## Data entries:
-=-=-

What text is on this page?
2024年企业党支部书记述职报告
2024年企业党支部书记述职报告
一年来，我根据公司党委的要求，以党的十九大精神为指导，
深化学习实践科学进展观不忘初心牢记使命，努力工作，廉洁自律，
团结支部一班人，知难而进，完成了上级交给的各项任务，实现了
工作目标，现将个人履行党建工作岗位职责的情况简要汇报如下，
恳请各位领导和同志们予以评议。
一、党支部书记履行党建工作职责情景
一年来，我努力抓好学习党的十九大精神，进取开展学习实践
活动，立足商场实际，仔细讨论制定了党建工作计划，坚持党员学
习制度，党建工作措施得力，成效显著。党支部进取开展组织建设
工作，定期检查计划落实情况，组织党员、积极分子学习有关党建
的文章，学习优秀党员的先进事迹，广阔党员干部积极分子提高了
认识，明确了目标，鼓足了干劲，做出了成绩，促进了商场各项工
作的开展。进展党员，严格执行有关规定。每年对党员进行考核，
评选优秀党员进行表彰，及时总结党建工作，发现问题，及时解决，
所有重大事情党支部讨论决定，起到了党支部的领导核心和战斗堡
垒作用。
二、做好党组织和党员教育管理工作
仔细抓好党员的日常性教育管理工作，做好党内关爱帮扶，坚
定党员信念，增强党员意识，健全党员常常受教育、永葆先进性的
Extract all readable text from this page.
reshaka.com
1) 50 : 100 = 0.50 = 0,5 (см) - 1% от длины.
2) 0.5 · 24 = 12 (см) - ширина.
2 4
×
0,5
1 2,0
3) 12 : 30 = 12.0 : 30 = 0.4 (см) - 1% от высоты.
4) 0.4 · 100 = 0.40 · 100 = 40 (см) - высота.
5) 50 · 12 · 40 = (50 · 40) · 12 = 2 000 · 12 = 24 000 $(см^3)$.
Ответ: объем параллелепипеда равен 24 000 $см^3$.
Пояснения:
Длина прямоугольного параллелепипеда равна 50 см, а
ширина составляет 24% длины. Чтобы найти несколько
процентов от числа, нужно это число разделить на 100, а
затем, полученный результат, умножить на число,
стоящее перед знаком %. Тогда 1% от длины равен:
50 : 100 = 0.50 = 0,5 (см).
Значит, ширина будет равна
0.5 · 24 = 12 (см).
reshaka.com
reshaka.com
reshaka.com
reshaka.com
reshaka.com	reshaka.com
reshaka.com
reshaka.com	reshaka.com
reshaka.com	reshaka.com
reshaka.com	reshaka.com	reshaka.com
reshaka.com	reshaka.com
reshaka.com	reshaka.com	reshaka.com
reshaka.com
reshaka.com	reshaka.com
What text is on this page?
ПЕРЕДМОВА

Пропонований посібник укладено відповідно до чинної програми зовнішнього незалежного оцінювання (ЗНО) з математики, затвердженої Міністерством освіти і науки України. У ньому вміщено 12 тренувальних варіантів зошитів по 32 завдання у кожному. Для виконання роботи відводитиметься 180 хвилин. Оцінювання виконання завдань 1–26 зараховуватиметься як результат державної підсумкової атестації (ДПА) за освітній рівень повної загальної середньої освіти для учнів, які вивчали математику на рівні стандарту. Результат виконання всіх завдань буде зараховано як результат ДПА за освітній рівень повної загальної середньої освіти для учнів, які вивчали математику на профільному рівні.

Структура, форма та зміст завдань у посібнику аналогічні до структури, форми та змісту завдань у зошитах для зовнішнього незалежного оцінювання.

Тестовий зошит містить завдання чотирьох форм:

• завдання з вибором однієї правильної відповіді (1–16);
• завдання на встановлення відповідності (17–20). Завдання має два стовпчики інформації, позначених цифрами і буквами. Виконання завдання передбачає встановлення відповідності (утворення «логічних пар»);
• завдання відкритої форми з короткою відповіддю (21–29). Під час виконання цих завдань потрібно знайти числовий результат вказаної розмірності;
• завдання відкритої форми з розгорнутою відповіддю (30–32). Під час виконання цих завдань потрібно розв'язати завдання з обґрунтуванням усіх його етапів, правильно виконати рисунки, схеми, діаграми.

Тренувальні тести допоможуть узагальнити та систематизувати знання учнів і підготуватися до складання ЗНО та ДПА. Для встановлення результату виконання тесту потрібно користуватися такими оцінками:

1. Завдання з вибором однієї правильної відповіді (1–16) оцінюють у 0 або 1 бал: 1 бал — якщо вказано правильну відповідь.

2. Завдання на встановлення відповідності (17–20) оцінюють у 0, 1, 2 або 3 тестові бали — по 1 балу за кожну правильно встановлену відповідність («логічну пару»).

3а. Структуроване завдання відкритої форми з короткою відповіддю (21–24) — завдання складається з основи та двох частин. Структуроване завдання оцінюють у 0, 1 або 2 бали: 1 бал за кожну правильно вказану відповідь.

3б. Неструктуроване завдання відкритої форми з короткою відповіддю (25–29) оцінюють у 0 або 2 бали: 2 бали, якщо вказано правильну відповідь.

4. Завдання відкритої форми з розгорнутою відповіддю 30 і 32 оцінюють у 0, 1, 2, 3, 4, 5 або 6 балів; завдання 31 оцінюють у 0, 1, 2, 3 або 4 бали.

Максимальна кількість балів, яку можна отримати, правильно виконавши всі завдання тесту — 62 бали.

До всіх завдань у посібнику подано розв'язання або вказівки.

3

-=-=-

## Do this:
From the data above, copy each line where the string "ширина" appears.

## Response:
2) 0.5 · 24 = 12 (см) - ширина.
ширина составляет 24% длины. Чтобы найти несколько
Значит, ширина будет равна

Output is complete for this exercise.